DIRECTION: Send each entry back exactly as given, pictures excluded.

INPUT FOR THIS TASK:

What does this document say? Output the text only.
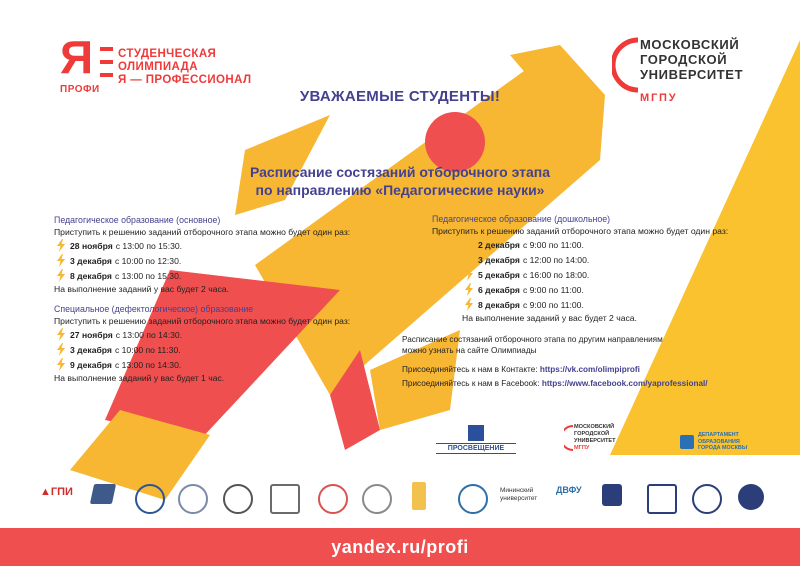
Я
ПРОФИ
СТУДЕНЧЕСКАЯ
ОЛИМПИАДА
Я — ПРОФЕССИОНАЛ
МОСКОВСКИЙ
ГОРОДСКОЙ
УНИВЕРСИТЕТ
МГПУ
УВАЖАЕМЫЕ СТУДЕНТЫ!
Расписание состязаний отборочного этапа
по направлению «Педагогические науки»
Педагогическое образование (основное)
Приступить к решению заданий отборочного этапа можно будет один раз:
28 ноября с 13:00 по 15:30.
3 декабря с 10:00 по 12:30.
8 декабря с 13:00 по 15:30.
На выполнение заданий у вас будет 2 часа.
Специальное (дефектологическое) образование
Приступить к решению заданий отборочного этапа можно будет один раз:
27 ноября с 13:00 по 14:30.
3 декабря с 10:00 по 11:30.
9 декабря с 13:00 по 14:30.
На выполнение заданий у вас будет 1 час.
Педагогическое образование (дошкольное)
Приступить к решению заданий отборочного этапа можно будет один раз:
2 декабря с 9:00 по 11:00.
3 декабря с 12:00 по 14:00.
5 декабря с 16:00 по 18:00.
6 декабря с 9:00 по 11:00.
8 декабря с 9:00 по 11:00.
На выполнение заданий у вас будет 2 часа.
Расписание состязаний отборочного этапа по другим направлениям
можно узнать на сайте Олимпиады
Присоединяйтесь к нам в Контакте: https://vk.com/olimpiprofi
Присоединяйтесь к нам в Facebook: https://www.facebook.com/yaprofessional/
ПРОСВЕЩЕНИЕ
МОСКОВСКИЙ
ГОРОДСКОЙ
УНИВЕРСИТЕТ
МГПУ
ДЕПАРТАМЕНТ
ОБРАЗОВАНИЯ
ГОРОДА МОСКВЫ
▲ГПИ	Мининский
университет
ДВФУ
yandex.ru/profi
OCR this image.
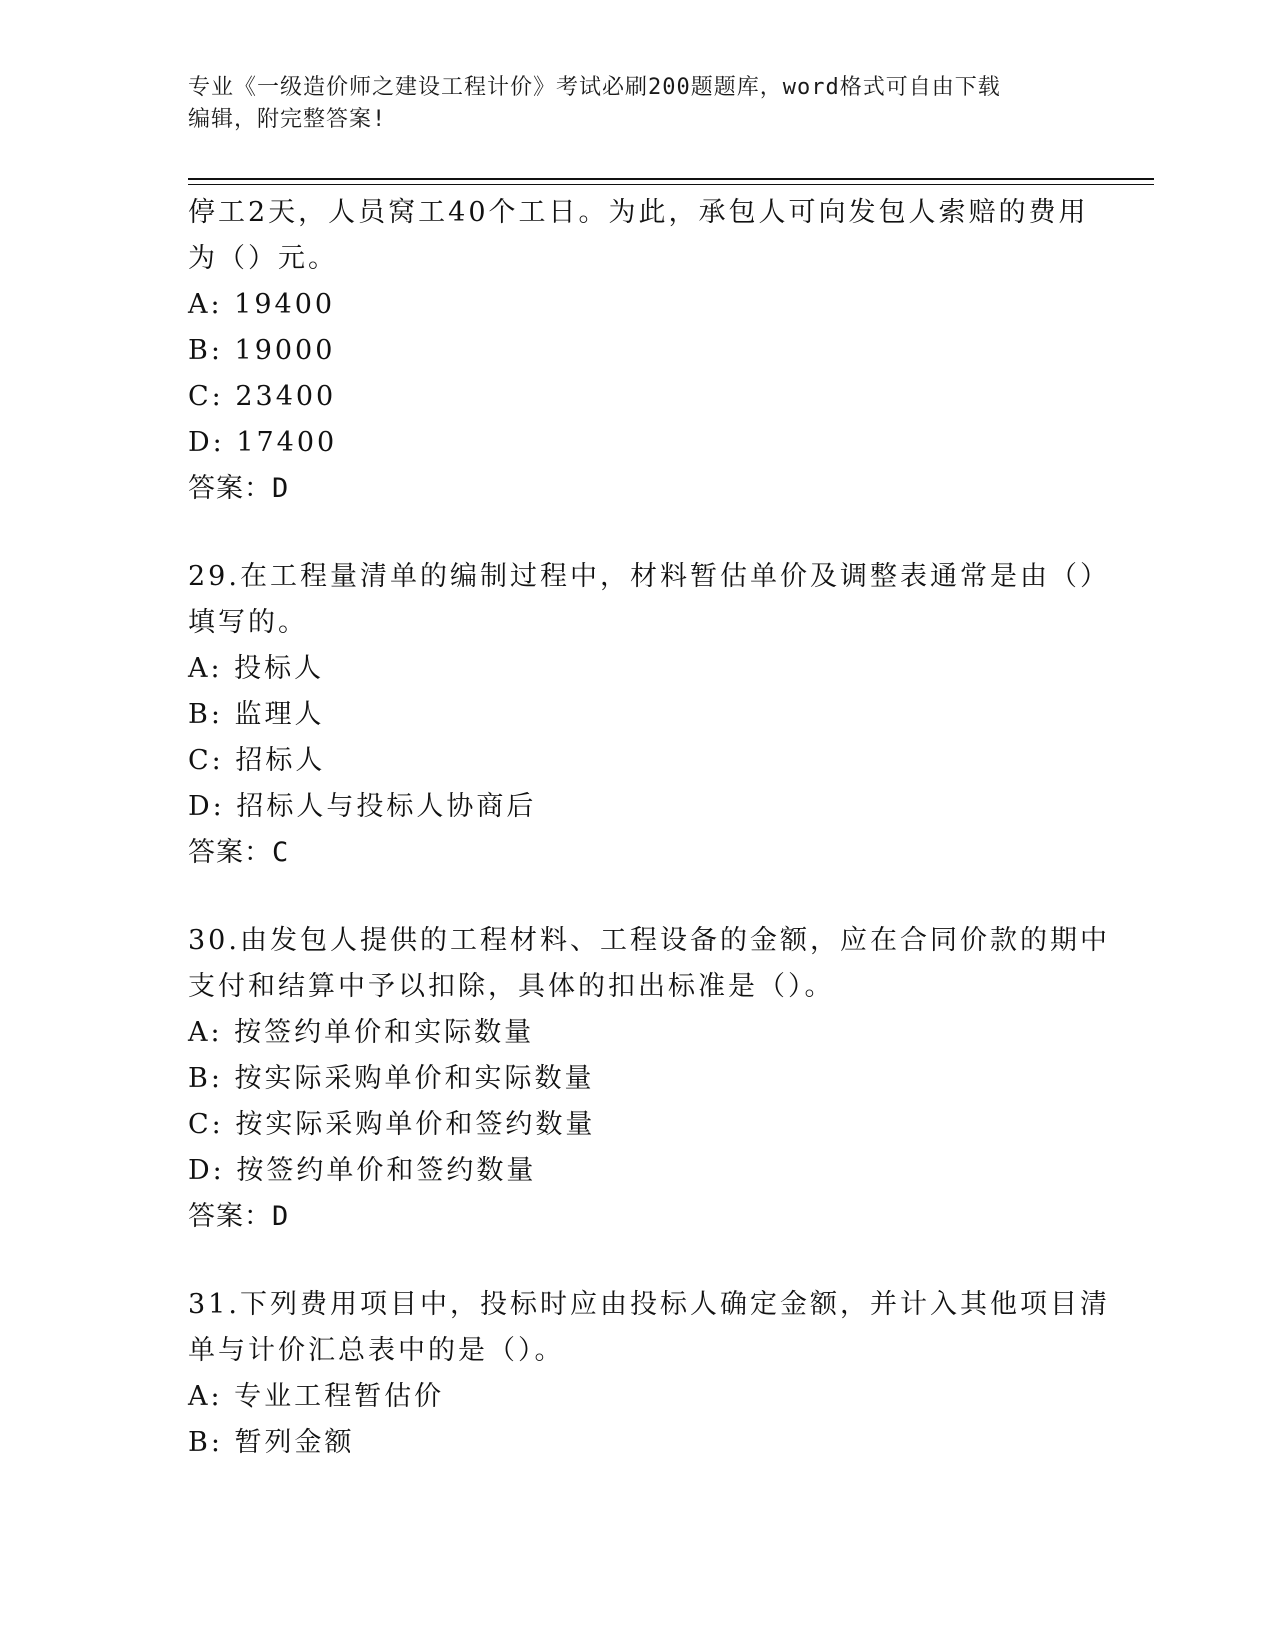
专业《一级造价师之建设工程计价》考试必刷200题题库，word格式可自由下载
编辑，附完整答案!
停工2天，人员窝工40个工日。为此，承包人可向发包人索赔的费用
为（）元。
A: 19400
B: 19000
C: 23400
D: 17400
答案：D
29.在工程量清单的编制过程中，材料暂估单价及调整表通常是由（）
填写的。
A: 投标人
B: 监理人
C: 招标人
D: 招标人与投标人协商后
答案：C
30.由发包人提供的工程材料、工程设备的金额，应在合同价款的期中
支付和结算中予以扣除，具体的扣出标准是（）。
A: 按签约单价和实际数量
B: 按实际采购单价和实际数量
C: 按实际采购单价和签约数量
D: 按签约单价和签约数量
答案：D
31.下列费用项目中，投标时应由投标人确定金额，并计入其他项目清
单与计价汇总表中的是（）。
A: 专业工程暂估价
B: 暂列金额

RESPONSE TO THE TASK:
What does this document say? Output the text only.
Я
ПРОФИ
СТУДЕНЧЕСКАЯ
ОЛИМПИАДА
Я — ПРОФЕССИОНАЛ
МОСКОВСКИЙ
ГОРОДСКОЙ
УНИВЕРСИТЕТ
МГПУ
УВАЖАЕМЫЕ СТУДЕНТЫ!
Расписание состязаний отборочного этапа
по направлению «Педагогические науки»
Педагогическое образование (основное)
Приступить к решению заданий отборочного этапа можно будет один раз:
28 ноября с 13:00 по 15:30.
3 декабря с 10:00 по 12:30.
8 декабря с 13:00 по 15:30.
На выполнение заданий у вас будет 2 часа.
Специальное (дефектологическое) образование
Приступить к решению заданий отборочного этапа можно будет один раз:
27 ноября с 13:00 по 14:30.
3 декабря с 10:00 по 11:30.
9 декабря с 13:00 по 14:30.
На выполнение заданий у вас будет 1 час.
Педагогическое образование (дошкольное)
Приступить к решению заданий отборочного этапа можно будет один раз:
2 декабря с 9:00 по 11:00.
3 декабря с 12:00 по 14:00.
5 декабря с 16:00 по 18:00.
6 декабря с 9:00 по 11:00.
8 декабря с 9:00 по 11:00.
На выполнение заданий у вас будет 2 часа.
Расписание состязаний отборочного этапа по другим направлениям
можно узнать на сайте Олимпиады
Присоединяйтесь к нам в Контакте: https://vk.com/olimpiprofi
Присоединяйтесь к нам в Facebook: https://www.facebook.com/yaprofessional/
ПРОСВЕЩЕНИЕ
МОСКОВСКИЙ
ГОРОДСКОЙ
УНИВЕРСИТЕТ
МГПУ
ДЕПАРТАМЕНТ
ОБРАЗОВАНИЯ
ГОРОДА МОСКВЫ
▲ГПИ	Мининский
университет
ДВФУ
yandex.ru/profi
OCR this image.
专业《一级造价师之建设工程计价》考试必刷200题题库，word格式可自由下载
编辑，附完整答案!
停工2天，人员窝工40个工日。为此，承包人可向发包人索赔的费用
为（）元。
A: 19400
B: 19000
C: 23400
D: 17400
答案：D
29.在工程量清单的编制过程中，材料暂估单价及调整表通常是由（）
填写的。
A: 投标人
B: 监理人
C: 招标人
D: 招标人与投标人协商后
答案：C
30.由发包人提供的工程材料、工程设备的金额，应在合同价款的期中
支付和结算中予以扣除，具体的扣出标准是（）。
A: 按签约单价和实际数量
B: 按实际采购单价和实际数量
C: 按实际采购单价和签约数量
D: 按签约单价和签约数量
答案：D
31.下列费用项目中，投标时应由投标人确定金额，并计入其他项目清
单与计价汇总表中的是（）。
A: 专业工程暂估价
B: 暂列金额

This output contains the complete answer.